*** TEXT BLOCK

NFG: It seems like magic, doing all that work and getting these results, compared to the entirety of the PCE’s original library. What changed that allowed this? Is it a matter of modern thinking (I mean, the Neo did exist in the PC Engine days) or is it modern tools?
turboxray: It was just a matter of thinking outside the box. I have talked about how easy it would be to do this for at least the past 10-15 years, because this idea goes back that far. Other developers would be like “you can’t do that, it would flicker/drop out”.. and I was like, not if you fallow the rules. Then they’d say it’s just too complicated. Both things are false, it’s actually pretty simple. There’s no hardware trickery or low level hacking going on. This is just the PCE flexing what it could always do. We kinda saw glimpses of this in a few games, but not to this level. So yeah, totally a mentality thing.
You know, there’s study of psychology mixed with computer science called HCI. Human Computer Interaction. That’s the user side of things. But that same thing exists on the developer side, and when it comes to “raising the bar” for game development – if someone had done this way back, then it would have set a precedent, and the bar would have been lifted. Others would have copied it.
I feel like with the Super Famicom (SNES) and even Megadrive (Genesis) that bar got pushed fairly rapidly. I feel like it kinda stalled out on the PCE because some of this stuff is a no-brainer. Like the colors. I mean, the PCE has no problem gushing colors on screen, but why didn’t games do that? Even as they evolved into maturity? It’s so odd.
NFG: That makes sense. PCE development was in a weird middle space, better tier developers than the Megadrive, but the Super NES got all the money and much of the talent. By the time the PCE was a mature system, they weren’t putting the effort into innovative code.

******
*** INPUT DATA

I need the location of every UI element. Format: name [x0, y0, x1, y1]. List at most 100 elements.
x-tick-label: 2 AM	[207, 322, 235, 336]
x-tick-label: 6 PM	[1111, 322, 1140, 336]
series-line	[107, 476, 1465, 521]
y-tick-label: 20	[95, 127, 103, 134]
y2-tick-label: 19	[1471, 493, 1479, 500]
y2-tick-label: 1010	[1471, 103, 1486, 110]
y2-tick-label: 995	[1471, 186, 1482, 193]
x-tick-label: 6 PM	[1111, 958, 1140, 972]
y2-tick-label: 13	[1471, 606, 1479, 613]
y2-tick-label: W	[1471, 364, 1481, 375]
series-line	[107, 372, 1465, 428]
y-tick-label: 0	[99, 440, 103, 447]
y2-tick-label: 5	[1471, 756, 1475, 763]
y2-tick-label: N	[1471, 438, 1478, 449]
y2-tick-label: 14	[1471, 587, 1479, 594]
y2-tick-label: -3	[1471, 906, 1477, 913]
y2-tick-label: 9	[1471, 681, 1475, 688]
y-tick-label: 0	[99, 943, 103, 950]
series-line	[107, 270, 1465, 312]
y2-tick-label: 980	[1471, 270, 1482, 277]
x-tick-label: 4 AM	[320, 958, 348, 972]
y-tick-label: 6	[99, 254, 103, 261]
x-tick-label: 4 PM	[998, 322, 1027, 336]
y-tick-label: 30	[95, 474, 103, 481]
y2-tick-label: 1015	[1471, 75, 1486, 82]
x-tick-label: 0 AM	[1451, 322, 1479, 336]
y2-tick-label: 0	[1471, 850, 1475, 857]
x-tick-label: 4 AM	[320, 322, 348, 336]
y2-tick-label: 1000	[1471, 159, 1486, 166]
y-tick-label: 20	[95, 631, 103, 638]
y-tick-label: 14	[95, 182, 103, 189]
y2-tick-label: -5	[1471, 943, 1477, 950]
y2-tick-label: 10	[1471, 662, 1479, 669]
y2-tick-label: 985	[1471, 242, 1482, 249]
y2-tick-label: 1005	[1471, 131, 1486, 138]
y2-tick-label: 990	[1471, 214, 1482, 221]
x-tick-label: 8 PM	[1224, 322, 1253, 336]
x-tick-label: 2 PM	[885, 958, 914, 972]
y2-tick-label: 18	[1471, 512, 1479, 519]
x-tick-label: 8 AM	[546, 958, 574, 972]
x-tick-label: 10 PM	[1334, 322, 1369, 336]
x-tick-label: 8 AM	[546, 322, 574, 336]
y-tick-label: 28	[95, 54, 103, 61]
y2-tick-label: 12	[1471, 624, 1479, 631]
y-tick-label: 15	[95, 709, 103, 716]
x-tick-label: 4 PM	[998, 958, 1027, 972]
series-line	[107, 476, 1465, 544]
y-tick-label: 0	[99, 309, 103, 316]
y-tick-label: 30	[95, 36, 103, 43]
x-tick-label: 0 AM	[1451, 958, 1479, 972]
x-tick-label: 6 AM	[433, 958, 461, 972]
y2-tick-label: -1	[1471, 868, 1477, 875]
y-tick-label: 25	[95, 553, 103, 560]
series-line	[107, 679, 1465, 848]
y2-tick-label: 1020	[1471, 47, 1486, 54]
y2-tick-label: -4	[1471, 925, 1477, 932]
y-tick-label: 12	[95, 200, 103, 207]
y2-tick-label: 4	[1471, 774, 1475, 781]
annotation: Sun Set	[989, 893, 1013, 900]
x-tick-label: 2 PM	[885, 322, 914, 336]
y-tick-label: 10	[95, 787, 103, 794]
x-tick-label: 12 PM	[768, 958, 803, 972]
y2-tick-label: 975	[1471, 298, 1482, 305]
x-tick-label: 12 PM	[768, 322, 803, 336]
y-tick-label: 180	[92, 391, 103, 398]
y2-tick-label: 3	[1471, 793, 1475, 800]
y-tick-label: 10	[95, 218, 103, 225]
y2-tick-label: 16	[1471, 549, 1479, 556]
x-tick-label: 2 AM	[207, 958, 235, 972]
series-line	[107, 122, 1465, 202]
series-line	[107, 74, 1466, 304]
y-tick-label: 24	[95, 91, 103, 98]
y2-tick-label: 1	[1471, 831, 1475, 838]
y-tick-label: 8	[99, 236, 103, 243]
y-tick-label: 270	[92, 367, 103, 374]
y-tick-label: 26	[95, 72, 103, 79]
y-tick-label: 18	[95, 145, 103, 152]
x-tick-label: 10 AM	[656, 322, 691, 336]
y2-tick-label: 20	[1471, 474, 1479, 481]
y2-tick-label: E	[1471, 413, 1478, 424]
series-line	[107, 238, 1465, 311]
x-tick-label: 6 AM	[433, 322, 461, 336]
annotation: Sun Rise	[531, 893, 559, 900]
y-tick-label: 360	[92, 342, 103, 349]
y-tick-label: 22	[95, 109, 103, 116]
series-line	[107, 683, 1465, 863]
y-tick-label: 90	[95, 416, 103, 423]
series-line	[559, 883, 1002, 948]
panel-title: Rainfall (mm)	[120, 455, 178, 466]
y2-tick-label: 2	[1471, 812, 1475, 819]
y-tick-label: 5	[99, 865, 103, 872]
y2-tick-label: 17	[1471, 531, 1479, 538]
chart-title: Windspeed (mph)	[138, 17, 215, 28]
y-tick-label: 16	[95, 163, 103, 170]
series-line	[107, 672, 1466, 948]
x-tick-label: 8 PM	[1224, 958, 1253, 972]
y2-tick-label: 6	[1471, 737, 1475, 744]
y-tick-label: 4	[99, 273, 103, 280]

******

- [WORK REQUIRED]: Copy everything in the interview from "NFG: It seems" down to "a mentality thing.", changing "thinking outside the box" to "breaking with convention". The rows are separate material with no connection to the interview.

- [RESULT OF THIS TASK]:
NFG: It seems like magic, doing all that work and getting these results, compared to the entirety of the PCE’s original library. What changed that allowed this? Is it a matter of modern thinking (I mean, the Neo did exist in the PC Engine days) or is it modern tools?
turboxray: It was just a matter of breaking with convention. I have talked about how easy it would be to do this for at least the past 10-15 years, because this idea goes back that far. Other developers would be like “you can’t do that, it would flicker/drop out”.. and I was like, not if you fallow the rules. Then they’d say it’s just too complicated. Both things are false, it’s actually pretty simple. There’s no hardware trickery or low level hacking going on. This is just the PCE flexing what it could always do. We kinda saw glimpses of this in a few games, but not to this level. So yeah, totally a mentality thing.